Challenge
Report the number of lines that include "Output", with no additional text.

Stored data
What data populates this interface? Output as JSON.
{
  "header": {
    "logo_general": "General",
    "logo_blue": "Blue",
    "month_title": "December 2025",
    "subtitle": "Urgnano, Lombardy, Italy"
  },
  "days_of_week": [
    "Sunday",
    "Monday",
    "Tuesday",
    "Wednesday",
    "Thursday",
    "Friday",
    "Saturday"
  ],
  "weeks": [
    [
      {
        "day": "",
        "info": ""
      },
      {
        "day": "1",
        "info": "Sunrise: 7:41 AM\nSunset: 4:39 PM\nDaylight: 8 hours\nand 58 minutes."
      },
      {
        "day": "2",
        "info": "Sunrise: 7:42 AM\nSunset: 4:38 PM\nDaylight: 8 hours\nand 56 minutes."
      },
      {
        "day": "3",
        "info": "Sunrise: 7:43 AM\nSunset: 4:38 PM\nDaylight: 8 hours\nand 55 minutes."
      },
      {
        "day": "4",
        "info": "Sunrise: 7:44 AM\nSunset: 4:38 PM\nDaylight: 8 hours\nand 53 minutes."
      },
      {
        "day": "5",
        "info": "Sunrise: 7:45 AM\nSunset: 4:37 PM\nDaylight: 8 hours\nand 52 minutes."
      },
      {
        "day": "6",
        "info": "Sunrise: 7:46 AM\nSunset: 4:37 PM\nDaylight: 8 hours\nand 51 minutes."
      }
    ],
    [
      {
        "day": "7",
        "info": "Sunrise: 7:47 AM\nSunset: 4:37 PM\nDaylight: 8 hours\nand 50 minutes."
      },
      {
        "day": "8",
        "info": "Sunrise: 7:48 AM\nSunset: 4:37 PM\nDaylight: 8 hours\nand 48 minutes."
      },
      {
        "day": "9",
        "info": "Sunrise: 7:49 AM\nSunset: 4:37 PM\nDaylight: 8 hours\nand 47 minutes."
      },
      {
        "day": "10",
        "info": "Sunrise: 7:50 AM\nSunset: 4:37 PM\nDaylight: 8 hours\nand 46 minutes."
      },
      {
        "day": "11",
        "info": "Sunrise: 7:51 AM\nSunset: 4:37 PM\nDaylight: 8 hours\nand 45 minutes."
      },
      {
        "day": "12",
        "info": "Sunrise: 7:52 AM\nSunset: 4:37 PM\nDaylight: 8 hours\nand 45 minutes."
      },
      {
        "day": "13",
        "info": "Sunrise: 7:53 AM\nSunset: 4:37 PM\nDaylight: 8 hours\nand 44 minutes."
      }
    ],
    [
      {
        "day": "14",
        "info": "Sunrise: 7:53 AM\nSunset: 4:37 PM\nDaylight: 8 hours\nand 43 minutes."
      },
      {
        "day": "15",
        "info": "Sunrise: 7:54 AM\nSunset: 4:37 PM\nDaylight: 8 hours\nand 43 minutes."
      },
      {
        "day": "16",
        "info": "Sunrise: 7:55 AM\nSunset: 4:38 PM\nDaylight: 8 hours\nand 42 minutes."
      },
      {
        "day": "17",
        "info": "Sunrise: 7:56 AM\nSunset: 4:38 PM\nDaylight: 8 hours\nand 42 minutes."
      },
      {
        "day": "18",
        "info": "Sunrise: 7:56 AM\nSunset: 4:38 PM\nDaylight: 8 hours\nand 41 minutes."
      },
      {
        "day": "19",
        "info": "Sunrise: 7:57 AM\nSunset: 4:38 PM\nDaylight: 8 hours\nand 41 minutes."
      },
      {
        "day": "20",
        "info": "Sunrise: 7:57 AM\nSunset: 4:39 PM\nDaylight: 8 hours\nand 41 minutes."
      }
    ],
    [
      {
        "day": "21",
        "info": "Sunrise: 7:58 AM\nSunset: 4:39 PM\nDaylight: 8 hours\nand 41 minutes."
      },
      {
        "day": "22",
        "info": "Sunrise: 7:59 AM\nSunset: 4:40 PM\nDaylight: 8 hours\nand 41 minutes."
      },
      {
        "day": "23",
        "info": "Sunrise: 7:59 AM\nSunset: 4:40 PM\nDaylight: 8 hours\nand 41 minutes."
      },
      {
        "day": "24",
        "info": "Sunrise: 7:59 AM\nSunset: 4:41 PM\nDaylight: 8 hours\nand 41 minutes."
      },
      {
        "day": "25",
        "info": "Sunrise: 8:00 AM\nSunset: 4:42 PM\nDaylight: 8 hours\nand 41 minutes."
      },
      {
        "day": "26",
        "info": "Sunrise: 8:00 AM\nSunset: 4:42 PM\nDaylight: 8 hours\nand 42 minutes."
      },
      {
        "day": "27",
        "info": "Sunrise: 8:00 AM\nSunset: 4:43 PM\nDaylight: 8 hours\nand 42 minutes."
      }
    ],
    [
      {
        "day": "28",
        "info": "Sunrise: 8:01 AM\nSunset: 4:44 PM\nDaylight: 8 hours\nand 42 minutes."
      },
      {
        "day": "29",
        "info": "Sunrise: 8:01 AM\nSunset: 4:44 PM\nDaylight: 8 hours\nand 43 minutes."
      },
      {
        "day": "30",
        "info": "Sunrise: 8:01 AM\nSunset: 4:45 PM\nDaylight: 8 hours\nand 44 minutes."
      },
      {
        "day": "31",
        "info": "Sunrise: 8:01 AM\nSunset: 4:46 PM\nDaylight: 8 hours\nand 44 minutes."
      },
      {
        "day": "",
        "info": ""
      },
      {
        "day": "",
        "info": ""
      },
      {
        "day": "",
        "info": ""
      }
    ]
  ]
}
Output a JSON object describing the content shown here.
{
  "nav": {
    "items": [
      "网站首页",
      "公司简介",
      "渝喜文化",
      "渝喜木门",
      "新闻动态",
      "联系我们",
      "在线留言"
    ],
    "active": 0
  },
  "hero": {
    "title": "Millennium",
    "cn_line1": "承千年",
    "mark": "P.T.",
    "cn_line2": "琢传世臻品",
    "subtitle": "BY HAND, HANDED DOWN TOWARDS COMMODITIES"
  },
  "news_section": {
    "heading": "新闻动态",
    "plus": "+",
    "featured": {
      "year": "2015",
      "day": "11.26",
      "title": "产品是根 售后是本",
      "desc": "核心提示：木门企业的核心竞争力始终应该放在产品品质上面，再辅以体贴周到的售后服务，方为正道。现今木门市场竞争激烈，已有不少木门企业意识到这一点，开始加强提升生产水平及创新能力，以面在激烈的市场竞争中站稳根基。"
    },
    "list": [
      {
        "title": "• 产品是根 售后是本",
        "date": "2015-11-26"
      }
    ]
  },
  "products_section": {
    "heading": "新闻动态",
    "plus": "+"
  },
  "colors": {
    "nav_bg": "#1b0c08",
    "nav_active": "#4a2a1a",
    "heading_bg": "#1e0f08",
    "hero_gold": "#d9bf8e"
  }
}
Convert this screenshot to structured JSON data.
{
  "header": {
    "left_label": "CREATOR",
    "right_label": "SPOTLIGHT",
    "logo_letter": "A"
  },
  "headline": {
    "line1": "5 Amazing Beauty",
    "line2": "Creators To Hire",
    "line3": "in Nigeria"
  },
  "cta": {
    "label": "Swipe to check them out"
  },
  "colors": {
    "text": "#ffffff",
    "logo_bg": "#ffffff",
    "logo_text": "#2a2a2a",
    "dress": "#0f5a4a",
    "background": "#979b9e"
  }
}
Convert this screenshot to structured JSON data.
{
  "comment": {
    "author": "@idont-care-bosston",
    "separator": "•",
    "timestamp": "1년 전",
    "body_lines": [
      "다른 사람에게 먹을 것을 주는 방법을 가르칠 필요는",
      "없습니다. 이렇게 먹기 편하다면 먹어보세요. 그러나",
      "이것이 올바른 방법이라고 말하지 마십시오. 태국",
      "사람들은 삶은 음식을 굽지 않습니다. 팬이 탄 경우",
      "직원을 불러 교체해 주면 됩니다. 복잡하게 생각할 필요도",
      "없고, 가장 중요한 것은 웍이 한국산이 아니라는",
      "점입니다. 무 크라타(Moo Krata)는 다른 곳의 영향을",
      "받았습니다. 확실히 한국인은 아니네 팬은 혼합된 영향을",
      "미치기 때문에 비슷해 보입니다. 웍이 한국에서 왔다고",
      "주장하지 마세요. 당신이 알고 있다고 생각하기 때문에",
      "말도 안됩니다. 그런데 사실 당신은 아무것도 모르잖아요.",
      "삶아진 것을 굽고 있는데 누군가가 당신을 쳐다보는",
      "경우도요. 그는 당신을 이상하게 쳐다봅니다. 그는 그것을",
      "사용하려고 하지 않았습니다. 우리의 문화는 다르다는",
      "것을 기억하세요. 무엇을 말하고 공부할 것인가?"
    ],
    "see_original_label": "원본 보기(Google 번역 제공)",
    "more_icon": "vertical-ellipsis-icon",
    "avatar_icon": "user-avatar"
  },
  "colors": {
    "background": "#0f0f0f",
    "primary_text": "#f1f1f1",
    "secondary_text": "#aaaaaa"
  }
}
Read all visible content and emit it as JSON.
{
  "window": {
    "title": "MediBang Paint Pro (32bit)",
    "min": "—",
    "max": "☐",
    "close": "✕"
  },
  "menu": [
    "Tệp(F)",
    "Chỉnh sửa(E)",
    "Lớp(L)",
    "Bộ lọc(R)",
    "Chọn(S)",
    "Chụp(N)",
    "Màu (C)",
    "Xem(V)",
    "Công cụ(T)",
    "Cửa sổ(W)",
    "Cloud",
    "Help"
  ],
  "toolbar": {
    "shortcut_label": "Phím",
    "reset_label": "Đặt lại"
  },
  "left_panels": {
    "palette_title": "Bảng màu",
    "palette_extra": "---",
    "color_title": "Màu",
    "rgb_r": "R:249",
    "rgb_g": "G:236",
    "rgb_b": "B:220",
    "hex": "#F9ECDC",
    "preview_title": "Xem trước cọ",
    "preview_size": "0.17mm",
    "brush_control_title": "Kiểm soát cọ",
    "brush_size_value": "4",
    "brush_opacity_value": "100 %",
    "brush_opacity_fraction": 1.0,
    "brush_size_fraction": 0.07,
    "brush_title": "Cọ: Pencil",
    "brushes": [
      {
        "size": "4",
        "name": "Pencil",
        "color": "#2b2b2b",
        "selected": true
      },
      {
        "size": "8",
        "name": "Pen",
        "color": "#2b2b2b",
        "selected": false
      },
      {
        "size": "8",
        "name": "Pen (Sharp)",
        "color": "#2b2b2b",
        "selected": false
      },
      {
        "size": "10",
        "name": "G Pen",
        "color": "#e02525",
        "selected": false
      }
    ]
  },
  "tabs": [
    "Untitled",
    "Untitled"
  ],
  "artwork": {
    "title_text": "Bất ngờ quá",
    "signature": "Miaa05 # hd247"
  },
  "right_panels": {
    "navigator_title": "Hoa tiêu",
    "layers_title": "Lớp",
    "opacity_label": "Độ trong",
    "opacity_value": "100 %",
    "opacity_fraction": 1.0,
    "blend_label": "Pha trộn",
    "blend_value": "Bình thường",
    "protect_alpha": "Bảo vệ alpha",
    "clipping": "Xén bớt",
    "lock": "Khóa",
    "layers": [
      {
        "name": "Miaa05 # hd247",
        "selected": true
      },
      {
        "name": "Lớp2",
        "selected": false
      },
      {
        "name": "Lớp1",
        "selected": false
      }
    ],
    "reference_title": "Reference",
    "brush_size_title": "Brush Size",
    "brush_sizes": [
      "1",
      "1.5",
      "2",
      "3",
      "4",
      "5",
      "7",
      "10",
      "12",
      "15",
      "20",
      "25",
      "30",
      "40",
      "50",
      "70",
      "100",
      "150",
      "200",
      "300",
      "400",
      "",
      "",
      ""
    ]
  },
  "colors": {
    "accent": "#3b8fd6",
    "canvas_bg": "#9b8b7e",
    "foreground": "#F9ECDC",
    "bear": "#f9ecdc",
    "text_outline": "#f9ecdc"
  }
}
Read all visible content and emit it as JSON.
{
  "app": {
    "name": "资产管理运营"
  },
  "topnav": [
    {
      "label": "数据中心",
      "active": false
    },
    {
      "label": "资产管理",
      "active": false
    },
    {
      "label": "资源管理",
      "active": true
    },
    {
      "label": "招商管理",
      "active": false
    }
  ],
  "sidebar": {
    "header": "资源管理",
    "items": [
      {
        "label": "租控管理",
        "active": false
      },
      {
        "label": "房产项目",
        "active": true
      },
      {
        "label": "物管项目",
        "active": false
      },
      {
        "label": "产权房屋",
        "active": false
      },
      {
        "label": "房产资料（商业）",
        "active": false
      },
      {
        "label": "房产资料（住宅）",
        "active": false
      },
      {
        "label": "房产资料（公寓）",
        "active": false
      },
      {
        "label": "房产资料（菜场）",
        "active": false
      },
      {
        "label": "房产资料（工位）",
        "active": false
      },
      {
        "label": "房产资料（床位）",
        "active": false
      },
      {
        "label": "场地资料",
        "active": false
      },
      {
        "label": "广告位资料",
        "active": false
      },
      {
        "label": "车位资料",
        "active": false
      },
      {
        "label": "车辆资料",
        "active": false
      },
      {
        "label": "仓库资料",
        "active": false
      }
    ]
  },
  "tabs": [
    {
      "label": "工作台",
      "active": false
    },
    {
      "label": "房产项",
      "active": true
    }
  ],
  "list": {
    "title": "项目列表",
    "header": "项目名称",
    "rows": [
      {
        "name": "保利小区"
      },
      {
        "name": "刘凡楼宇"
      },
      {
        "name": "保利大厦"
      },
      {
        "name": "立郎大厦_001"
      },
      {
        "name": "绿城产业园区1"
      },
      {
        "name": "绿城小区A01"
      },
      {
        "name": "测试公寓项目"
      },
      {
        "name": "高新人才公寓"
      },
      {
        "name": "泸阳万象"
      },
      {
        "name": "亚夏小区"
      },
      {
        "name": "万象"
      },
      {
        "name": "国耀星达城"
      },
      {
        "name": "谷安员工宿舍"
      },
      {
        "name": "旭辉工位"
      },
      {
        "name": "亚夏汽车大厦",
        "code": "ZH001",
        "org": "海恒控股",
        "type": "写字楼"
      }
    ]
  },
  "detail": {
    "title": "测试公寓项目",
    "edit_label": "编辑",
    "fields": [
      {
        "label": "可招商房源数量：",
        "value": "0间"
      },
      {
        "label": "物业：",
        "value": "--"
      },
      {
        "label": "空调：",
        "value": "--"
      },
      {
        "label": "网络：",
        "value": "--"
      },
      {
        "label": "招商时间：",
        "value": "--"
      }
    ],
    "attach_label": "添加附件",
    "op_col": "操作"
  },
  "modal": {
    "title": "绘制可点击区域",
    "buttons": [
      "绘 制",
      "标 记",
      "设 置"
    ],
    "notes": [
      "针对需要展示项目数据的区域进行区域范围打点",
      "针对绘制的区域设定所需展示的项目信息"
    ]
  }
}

Task result
2